» **TASK**: Collect all lines below with the string "pour".

» **DATASET RECORDS**:

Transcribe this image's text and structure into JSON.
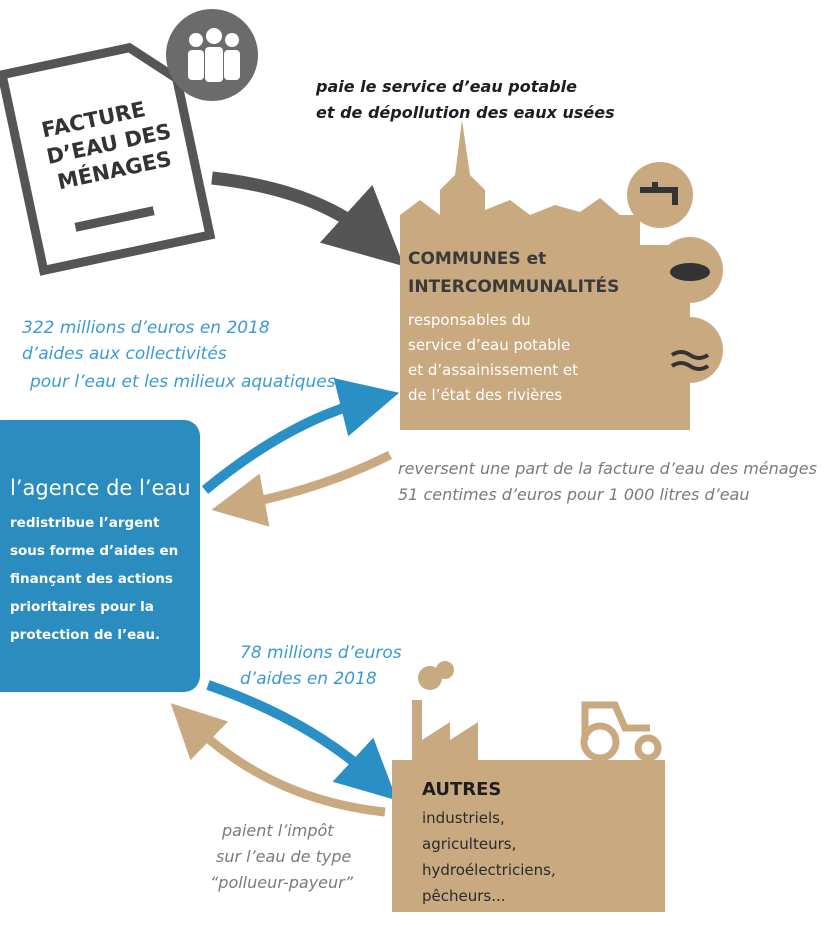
{
  "invoice": {
    "lines": [
      "FACTURE",
      "D’EAU DES",
      "MÉNAGES"
    ]
  },
  "payment_label": {
    "lines": [
      "paie le service d’eau potable",
      "et de dépollution des eaux usées"
    ]
  },
  "communes": {
    "title_lines": [
      "COMMUNES et",
      "INTERCOMMUNALITÉS"
    ],
    "description_lines": [
      "responsables du",
      "service d’eau potable",
      "et d’assainissement et",
      "de l’état des rivières"
    ]
  },
  "aid_communes": {
    "lines": [
      "322 millions d’euros en 2018",
      "d’aides aux collectivités",
      "pour l’eau et les milieux aquatiques"
    ]
  },
  "reversal": {
    "lines": [
      "reversent une part de la facture d’eau des ménages",
      "51 centimes d’euros pour 1 000 litres d’eau"
    ]
  },
  "agency": {
    "name": "l’agence de l’eau",
    "description_lines": [
      "redistribue l’argent",
      "sous forme d’aides en",
      "finançant des actions",
      "prioritaires pour la",
      "protection de l’eau."
    ]
  },
  "aid_others": {
    "lines": [
      "78 millions d’euros",
      "d’aides en 2018"
    ]
  },
  "others": {
    "title": "AUTRES",
    "lines": [
      "industriels,",
      "agriculteurs,",
      "hydroélectriciens,",
      "pêcheurs..."
    ]
  },
  "tax_label": {
    "lines": [
      "paient l’impôt",
      "sur l’eau de type",
      "“pollueur-payeur”"
    ]
  }
}
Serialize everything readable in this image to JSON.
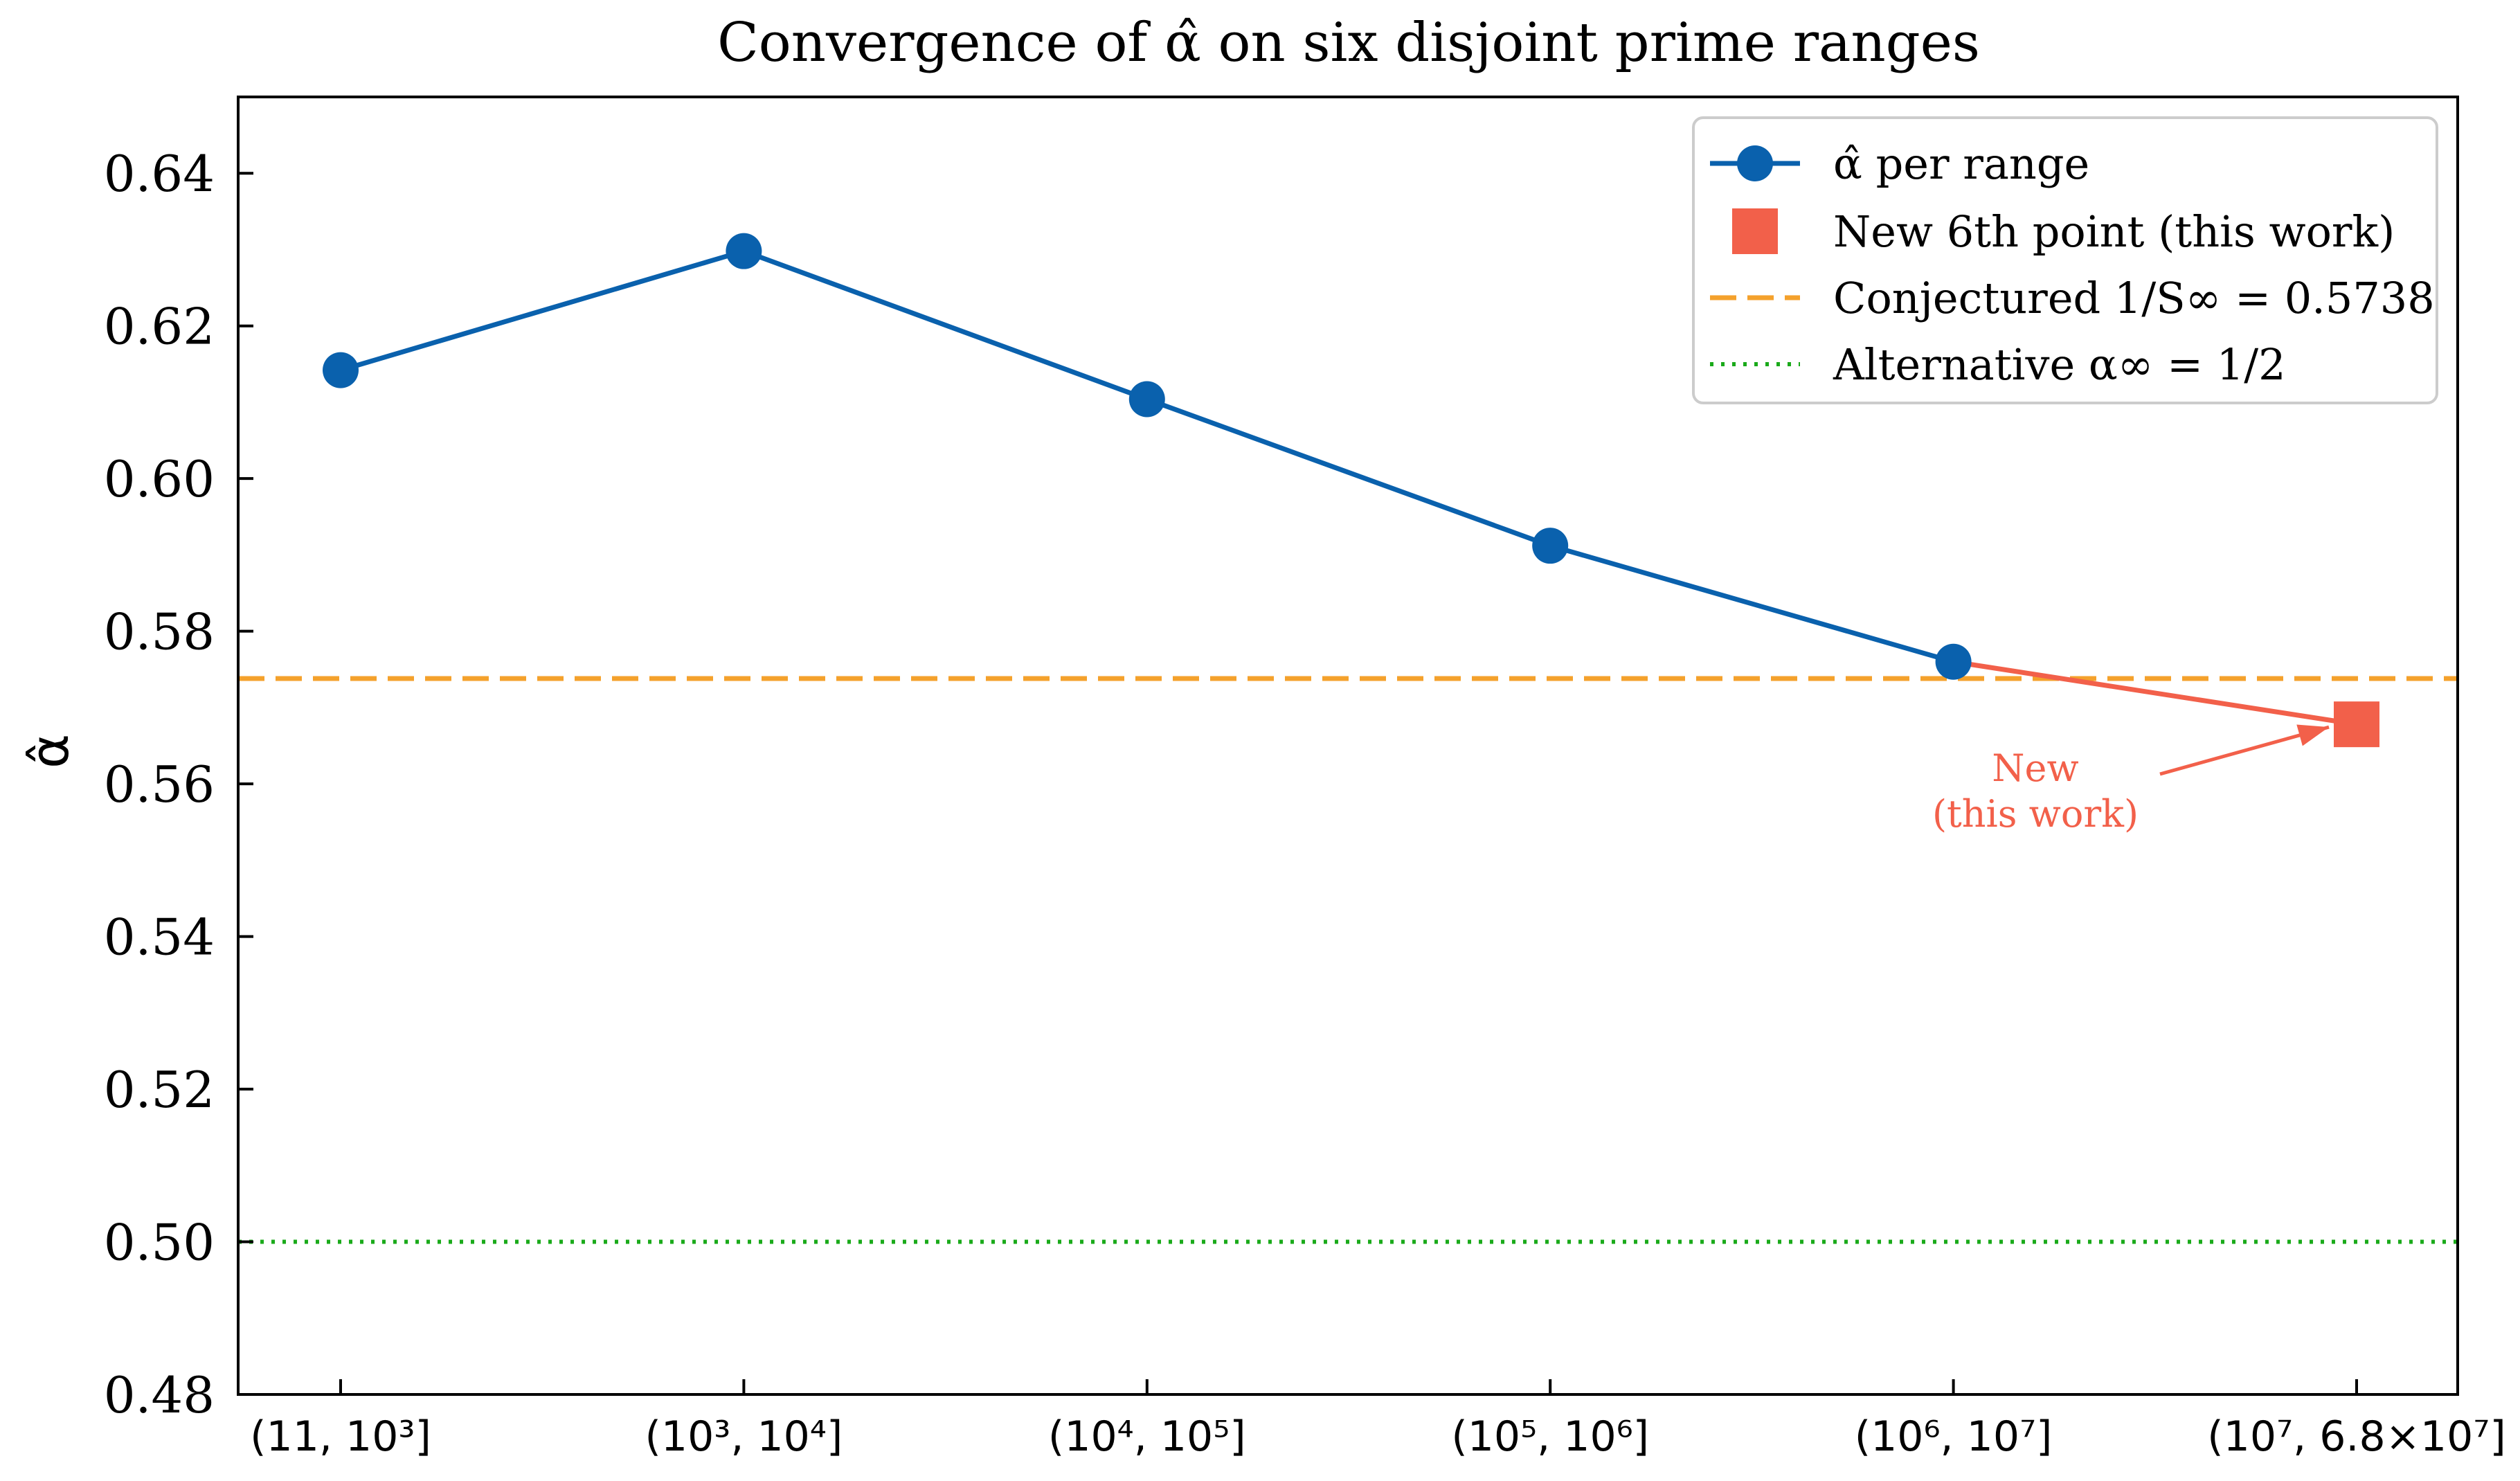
{
  "chart_data": {
    "type": "line",
    "title": "Convergence of α̂ on six disjoint prime ranges",
    "xlabel": "",
    "ylabel": "α̂",
    "categories": [
      "(11, 10³]",
      "(10³, 10⁴]",
      "(10⁴, 10⁵]",
      "(10⁵, 10⁶]",
      "(10⁶, 10⁷]",
      "(10⁷, 6.8×10⁷]"
    ],
    "ylim": [
      0.48,
      0.65
    ],
    "yticks": [
      "0.48",
      "0.50",
      "0.52",
      "0.54",
      "0.56",
      "0.58",
      "0.60",
      "0.62",
      "0.64"
    ],
    "grid": false,
    "legend_position": "top-right",
    "series": [
      {
        "name": "α̂ per range",
        "values": [
          0.6142,
          0.6298,
          0.6104,
          0.5912,
          0.576,
          null
        ],
        "color": "#0a61ad",
        "marker": "circle",
        "line": "solid"
      },
      {
        "name": "New 6th point (this work)",
        "values": [
          null,
          null,
          null,
          null,
          0.576,
          0.5678
        ],
        "color": "#f2604a",
        "marker": "square",
        "line": "solid"
      }
    ],
    "reference_lines": [
      {
        "name": "Conjectured 1/S∞ = 0.5738",
        "y": 0.5738,
        "color": "#f4a12c",
        "style": "dashed"
      },
      {
        "name": "Alternative α∞ = 1/2",
        "y": 0.5,
        "color": "#1aaa1a",
        "style": "dotted"
      }
    ],
    "annotation": {
      "lines": [
        "New",
        "(this work)"
      ],
      "target_category": 5,
      "target_y": 0.5678,
      "color": "#f2604a"
    }
  }
}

» **EXERCISE RESULT**:
      "pour l’eau et les milieux aquatiques"
      "51 centimes d’euros pour 1 000 litres d’eau"
      "prioritaires pour la",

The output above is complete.